* **Exercise**: Find and copy each line of the records where the string "который" shows up.

— START OF Data —

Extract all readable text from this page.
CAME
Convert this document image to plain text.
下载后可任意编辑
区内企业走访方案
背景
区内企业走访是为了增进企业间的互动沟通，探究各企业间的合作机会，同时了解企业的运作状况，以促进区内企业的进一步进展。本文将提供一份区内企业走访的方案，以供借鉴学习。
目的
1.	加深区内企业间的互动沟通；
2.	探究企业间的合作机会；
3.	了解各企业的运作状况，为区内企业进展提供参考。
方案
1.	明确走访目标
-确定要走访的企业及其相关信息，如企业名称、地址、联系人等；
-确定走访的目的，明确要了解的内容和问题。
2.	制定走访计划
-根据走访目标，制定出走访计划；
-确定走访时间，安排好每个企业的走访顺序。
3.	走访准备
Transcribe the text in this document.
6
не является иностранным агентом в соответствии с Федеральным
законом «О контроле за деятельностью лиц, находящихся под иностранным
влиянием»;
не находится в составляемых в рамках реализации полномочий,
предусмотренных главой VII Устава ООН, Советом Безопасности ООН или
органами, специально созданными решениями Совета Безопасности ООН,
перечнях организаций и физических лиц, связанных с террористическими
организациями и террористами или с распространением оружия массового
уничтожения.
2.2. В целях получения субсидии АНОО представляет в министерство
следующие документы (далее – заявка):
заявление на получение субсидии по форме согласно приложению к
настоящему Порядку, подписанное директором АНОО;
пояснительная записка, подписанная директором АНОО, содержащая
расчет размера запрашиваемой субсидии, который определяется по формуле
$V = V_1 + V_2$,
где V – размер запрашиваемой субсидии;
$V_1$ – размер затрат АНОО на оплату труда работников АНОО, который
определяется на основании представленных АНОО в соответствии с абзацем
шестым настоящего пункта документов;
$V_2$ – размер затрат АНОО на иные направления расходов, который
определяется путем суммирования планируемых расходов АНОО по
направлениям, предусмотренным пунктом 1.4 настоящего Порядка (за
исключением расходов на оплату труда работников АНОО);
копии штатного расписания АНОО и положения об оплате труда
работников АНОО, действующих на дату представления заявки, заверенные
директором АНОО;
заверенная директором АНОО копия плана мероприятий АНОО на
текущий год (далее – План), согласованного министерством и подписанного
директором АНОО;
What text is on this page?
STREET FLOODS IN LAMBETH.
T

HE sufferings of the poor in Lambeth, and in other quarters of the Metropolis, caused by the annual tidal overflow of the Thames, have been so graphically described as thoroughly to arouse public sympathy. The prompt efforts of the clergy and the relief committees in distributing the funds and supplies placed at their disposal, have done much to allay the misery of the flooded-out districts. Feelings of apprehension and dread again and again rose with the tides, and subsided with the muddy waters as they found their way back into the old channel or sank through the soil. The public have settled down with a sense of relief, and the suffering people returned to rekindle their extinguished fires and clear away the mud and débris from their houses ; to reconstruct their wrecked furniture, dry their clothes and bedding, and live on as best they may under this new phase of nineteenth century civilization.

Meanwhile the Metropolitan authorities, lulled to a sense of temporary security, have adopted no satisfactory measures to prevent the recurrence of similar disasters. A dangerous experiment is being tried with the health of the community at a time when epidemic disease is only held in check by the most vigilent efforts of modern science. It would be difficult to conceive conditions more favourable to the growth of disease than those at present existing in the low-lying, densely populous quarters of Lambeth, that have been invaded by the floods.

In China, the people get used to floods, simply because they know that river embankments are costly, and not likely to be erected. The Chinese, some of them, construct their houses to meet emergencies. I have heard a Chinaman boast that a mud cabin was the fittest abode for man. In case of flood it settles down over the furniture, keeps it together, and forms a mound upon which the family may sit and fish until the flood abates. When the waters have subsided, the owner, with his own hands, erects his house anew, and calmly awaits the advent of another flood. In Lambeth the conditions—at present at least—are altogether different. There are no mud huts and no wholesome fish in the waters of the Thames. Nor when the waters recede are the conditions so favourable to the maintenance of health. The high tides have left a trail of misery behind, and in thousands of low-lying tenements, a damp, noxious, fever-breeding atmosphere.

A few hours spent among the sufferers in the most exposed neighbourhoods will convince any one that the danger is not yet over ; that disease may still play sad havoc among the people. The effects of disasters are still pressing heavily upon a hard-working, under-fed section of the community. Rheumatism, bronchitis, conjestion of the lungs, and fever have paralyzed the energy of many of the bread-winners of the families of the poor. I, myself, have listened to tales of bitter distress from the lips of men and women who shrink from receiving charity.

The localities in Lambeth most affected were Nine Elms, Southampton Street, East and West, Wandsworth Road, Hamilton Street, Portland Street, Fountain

— END OF Data —

* **Output for this exercise**:
расчет размера запрашиваемой субсидии, который определяется по формуле
$V_1$ – размер затрат АНОО на оплату труда работников АНОО, который
$V_2$ – размер затрат АНОО на иные направления расходов, который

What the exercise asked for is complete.